§ What is needed:
What follows is a block of records; reproduce all of it verbatim.

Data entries
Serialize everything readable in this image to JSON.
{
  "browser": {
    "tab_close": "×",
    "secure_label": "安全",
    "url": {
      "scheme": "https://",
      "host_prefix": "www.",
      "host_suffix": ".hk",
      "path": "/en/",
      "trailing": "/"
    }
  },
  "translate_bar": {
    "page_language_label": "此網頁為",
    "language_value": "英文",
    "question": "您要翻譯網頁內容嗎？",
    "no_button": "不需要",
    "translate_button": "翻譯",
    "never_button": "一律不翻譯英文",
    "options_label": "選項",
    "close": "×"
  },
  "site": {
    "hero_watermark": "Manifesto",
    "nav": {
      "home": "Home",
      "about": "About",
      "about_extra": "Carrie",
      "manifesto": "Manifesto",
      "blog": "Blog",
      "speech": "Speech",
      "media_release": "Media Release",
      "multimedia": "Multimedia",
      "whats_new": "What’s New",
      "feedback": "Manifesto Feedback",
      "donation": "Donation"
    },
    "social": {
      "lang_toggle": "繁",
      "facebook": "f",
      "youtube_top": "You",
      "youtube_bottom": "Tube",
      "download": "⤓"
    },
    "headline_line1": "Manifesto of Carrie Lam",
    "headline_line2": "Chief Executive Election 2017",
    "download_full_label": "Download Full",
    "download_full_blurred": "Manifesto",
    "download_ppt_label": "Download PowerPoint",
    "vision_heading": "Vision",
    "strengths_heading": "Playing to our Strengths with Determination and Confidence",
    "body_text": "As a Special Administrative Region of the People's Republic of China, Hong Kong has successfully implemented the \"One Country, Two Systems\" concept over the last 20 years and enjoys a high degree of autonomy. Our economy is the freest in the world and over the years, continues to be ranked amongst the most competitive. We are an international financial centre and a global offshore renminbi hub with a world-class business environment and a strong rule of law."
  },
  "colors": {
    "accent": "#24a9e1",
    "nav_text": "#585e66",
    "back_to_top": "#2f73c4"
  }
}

§ Result of the task:
Serialize everything readable in this image to JSON.
{
  "browser": {
    "tab_close": "×",
    "secure_label": "安全",
    "url": {
      "scheme": "https://",
      "host_prefix": "www.",
      "host_suffix": ".hk",
      "path": "/en/",
      "trailing": "/"
    }
  },
  "translate_bar": {
    "page_language_label": "此網頁為",
    "language_value": "英文",
    "question": "您要翻譯網頁內容嗎？",
    "no_button": "不需要",
    "translate_button": "翻譯",
    "never_button": "一律不翻譯英文",
    "options_label": "選項",
    "close": "×"
  },
  "site": {
    "hero_watermark": "Manifesto",
    "nav": {
      "home": "Home",
      "about": "About",
      "about_extra": "Carrie",
      "manifesto": "Manifesto",
      "blog": "Blog",
      "speech": "Speech",
      "media_release": "Media Release",
      "multimedia": "Multimedia",
      "whats_new": "What’s New",
      "feedback": "Manifesto Feedback",
      "donation": "Donation"
    },
    "social": {
      "lang_toggle": "繁",
      "facebook": "f",
      "youtube_top": "You",
      "youtube_bottom": "Tube",
      "download": "⤓"
    },
    "headline_line1": "Manifesto of Carrie Lam",
    "headline_line2": "Chief Executive Election 2017",
    "download_full_label": "Download Full",
    "download_full_blurred": "Manifesto",
    "download_ppt_label": "Download PowerPoint",
    "vision_heading": "Vision",
    "strengths_heading": "Playing to our Strengths with Determination and Confidence",
    "body_text": "As a Special Administrative Region of the People's Republic of China, Hong Kong has successfully implemented the \"One Country, Two Systems\" concept over the last 20 years and enjoys a high degree of autonomy. Our economy is the freest in the world and over the years, continues to be ranked amongst the most competitive. We are an international financial centre and a global offshore renminbi hub with a world-class business environment and a strong rule of law."
  },
  "colors": {
    "accent": "#24a9e1",
    "nav_text": "#585e66",
    "back_to_top": "#2f73c4"
  }
}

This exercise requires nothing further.